## Begin Recorded data

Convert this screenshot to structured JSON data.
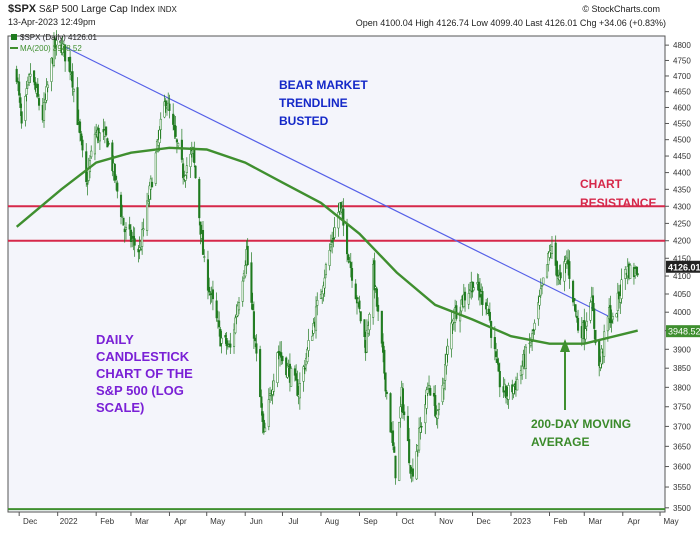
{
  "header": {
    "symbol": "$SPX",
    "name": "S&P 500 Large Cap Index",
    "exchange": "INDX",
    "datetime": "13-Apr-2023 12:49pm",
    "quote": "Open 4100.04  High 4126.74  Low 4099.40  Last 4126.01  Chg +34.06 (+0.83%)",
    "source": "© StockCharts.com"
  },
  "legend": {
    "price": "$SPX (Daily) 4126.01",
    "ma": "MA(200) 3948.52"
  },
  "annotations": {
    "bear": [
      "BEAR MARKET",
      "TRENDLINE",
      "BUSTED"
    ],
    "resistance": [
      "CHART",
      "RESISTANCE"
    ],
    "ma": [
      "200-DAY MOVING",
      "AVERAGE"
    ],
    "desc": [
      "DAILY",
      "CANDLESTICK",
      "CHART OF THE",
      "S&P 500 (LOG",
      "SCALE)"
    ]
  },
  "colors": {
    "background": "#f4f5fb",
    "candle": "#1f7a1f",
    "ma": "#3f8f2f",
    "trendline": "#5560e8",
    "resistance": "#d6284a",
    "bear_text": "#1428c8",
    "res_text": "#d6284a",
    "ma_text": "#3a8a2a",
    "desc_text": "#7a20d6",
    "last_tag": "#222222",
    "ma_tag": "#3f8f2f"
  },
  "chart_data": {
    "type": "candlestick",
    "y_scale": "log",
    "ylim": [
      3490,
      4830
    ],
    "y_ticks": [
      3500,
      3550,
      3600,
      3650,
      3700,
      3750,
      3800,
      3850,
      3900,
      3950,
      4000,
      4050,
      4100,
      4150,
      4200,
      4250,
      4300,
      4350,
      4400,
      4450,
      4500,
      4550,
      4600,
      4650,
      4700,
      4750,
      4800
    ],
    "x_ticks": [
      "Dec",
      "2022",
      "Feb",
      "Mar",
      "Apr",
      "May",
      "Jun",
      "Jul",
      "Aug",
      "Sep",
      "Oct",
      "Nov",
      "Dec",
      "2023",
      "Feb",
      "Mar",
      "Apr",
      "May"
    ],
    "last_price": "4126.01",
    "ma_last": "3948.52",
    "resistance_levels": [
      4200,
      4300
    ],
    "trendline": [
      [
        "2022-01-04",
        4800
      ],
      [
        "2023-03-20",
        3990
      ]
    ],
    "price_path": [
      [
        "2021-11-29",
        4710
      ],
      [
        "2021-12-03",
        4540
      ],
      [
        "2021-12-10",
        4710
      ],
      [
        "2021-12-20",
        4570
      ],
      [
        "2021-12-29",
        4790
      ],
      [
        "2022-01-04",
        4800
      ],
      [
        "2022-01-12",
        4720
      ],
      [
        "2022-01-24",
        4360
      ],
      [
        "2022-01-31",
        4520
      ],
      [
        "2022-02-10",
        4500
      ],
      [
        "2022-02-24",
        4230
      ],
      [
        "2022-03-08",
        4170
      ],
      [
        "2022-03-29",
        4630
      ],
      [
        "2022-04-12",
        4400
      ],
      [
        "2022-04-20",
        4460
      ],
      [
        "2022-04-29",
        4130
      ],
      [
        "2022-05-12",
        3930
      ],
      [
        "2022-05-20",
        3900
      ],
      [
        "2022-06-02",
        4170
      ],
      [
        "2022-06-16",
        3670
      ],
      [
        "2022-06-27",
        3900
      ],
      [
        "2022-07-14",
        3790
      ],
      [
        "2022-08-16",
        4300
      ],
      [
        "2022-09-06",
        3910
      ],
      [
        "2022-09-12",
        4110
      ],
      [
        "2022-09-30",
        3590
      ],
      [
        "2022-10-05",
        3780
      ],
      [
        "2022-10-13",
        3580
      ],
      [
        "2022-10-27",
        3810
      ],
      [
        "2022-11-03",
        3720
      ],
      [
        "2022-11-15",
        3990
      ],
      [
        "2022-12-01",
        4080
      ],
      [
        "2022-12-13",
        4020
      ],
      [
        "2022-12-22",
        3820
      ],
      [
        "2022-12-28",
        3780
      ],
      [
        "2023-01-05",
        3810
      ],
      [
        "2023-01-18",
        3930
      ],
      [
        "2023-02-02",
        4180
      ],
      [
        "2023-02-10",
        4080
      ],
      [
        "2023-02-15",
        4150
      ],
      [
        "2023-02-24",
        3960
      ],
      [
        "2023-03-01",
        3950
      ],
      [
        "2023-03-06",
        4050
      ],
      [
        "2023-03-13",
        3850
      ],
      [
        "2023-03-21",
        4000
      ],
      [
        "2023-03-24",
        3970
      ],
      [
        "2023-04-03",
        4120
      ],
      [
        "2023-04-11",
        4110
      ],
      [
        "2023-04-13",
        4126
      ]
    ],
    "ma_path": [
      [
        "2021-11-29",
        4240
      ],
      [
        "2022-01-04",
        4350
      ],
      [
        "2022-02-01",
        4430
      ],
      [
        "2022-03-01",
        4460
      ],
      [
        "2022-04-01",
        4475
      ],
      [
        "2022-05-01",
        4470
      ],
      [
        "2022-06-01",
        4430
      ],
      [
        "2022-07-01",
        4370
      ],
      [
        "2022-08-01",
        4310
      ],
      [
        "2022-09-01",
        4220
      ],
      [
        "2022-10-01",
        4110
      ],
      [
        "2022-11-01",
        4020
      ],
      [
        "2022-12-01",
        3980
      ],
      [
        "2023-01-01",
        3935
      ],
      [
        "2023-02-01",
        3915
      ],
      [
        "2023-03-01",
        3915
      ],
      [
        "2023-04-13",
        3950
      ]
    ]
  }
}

## End Recorded data

Omit the pictures, and quote the material above exactly as given.

• Solved problem:
Convert this screenshot to structured JSON data.
{
  "header": {
    "symbol": "$SPX",
    "name": "S&P 500 Large Cap Index",
    "exchange": "INDX",
    "datetime": "13-Apr-2023 12:49pm",
    "quote": "Open 4100.04  High 4126.74  Low 4099.40  Last 4126.01  Chg +34.06 (+0.83%)",
    "source": "© StockCharts.com"
  },
  "legend": {
    "price": "$SPX (Daily) 4126.01",
    "ma": "MA(200) 3948.52"
  },
  "annotations": {
    "bear": [
      "BEAR MARKET",
      "TRENDLINE",
      "BUSTED"
    ],
    "resistance": [
      "CHART",
      "RESISTANCE"
    ],
    "ma": [
      "200-DAY MOVING",
      "AVERAGE"
    ],
    "desc": [
      "DAILY",
      "CANDLESTICK",
      "CHART OF THE",
      "S&P 500 (LOG",
      "SCALE)"
    ]
  },
  "colors": {
    "background": "#f4f5fb",
    "candle": "#1f7a1f",
    "ma": "#3f8f2f",
    "trendline": "#5560e8",
    "resistance": "#d6284a",
    "bear_text": "#1428c8",
    "res_text": "#d6284a",
    "ma_text": "#3a8a2a",
    "desc_text": "#7a20d6",
    "last_tag": "#222222",
    "ma_tag": "#3f8f2f"
  },
  "chart_data": {
    "type": "candlestick",
    "y_scale": "log",
    "ylim": [
      3490,
      4830
    ],
    "y_ticks": [
      3500,
      3550,
      3600,
      3650,
      3700,
      3750,
      3800,
      3850,
      3900,
      3950,
      4000,
      4050,
      4100,
      4150,
      4200,
      4250,
      4300,
      4350,
      4400,
      4450,
      4500,
      4550,
      4600,
      4650,
      4700,
      4750,
      4800
    ],
    "x_ticks": [
      "Dec",
      "2022",
      "Feb",
      "Mar",
      "Apr",
      "May",
      "Jun",
      "Jul",
      "Aug",
      "Sep",
      "Oct",
      "Nov",
      "Dec",
      "2023",
      "Feb",
      "Mar",
      "Apr",
      "May"
    ],
    "last_price": "4126.01",
    "ma_last": "3948.52",
    "resistance_levels": [
      4200,
      4300
    ],
    "trendline": [
      [
        "2022-01-04",
        4800
      ],
      [
        "2023-03-20",
        3990
      ]
    ],
    "price_path": [
      [
        "2021-11-29",
        4710
      ],
      [
        "2021-12-03",
        4540
      ],
      [
        "2021-12-10",
        4710
      ],
      [
        "2021-12-20",
        4570
      ],
      [
        "2021-12-29",
        4790
      ],
      [
        "2022-01-04",
        4800
      ],
      [
        "2022-01-12",
        4720
      ],
      [
        "2022-01-24",
        4360
      ],
      [
        "2022-01-31",
        4520
      ],
      [
        "2022-02-10",
        4500
      ],
      [
        "2022-02-24",
        4230
      ],
      [
        "2022-03-08",
        4170
      ],
      [
        "2022-03-29",
        4630
      ],
      [
        "2022-04-12",
        4400
      ],
      [
        "2022-04-20",
        4460
      ],
      [
        "2022-04-29",
        4130
      ],
      [
        "2022-05-12",
        3930
      ],
      [
        "2022-05-20",
        3900
      ],
      [
        "2022-06-02",
        4170
      ],
      [
        "2022-06-16",
        3670
      ],
      [
        "2022-06-27",
        3900
      ],
      [
        "2022-07-14",
        3790
      ],
      [
        "2022-08-16",
        4300
      ],
      [
        "2022-09-06",
        3910
      ],
      [
        "2022-09-12",
        4110
      ],
      [
        "2022-09-30",
        3590
      ],
      [
        "2022-10-05",
        3780
      ],
      [
        "2022-10-13",
        3580
      ],
      [
        "2022-10-27",
        3810
      ],
      [
        "2022-11-03",
        3720
      ],
      [
        "2022-11-15",
        3990
      ],
      [
        "2022-12-01",
        4080
      ],
      [
        "2022-12-13",
        4020
      ],
      [
        "2022-12-22",
        3820
      ],
      [
        "2022-12-28",
        3780
      ],
      [
        "2023-01-05",
        3810
      ],
      [
        "2023-01-18",
        3930
      ],
      [
        "2023-02-02",
        4180
      ],
      [
        "2023-02-10",
        4080
      ],
      [
        "2023-02-15",
        4150
      ],
      [
        "2023-02-24",
        3960
      ],
      [
        "2023-03-01",
        3950
      ],
      [
        "2023-03-06",
        4050
      ],
      [
        "2023-03-13",
        3850
      ],
      [
        "2023-03-21",
        4000
      ],
      [
        "2023-03-24",
        3970
      ],
      [
        "2023-04-03",
        4120
      ],
      [
        "2023-04-11",
        4110
      ],
      [
        "2023-04-13",
        4126
      ]
    ],
    "ma_path": [
      [
        "2021-11-29",
        4240
      ],
      [
        "2022-01-04",
        4350
      ],
      [
        "2022-02-01",
        4430
      ],
      [
        "2022-03-01",
        4460
      ],
      [
        "2022-04-01",
        4475
      ],
      [
        "2022-05-01",
        4470
      ],
      [
        "2022-06-01",
        4430
      ],
      [
        "2022-07-01",
        4370
      ],
      [
        "2022-08-01",
        4310
      ],
      [
        "2022-09-01",
        4220
      ],
      [
        "2022-10-01",
        4110
      ],
      [
        "2022-11-01",
        4020
      ],
      [
        "2022-12-01",
        3980
      ],
      [
        "2023-01-01",
        3935
      ],
      [
        "2023-02-01",
        3915
      ],
      [
        "2023-03-01",
        3915
      ],
      [
        "2023-04-13",
        3950
      ]
    ]
  }
}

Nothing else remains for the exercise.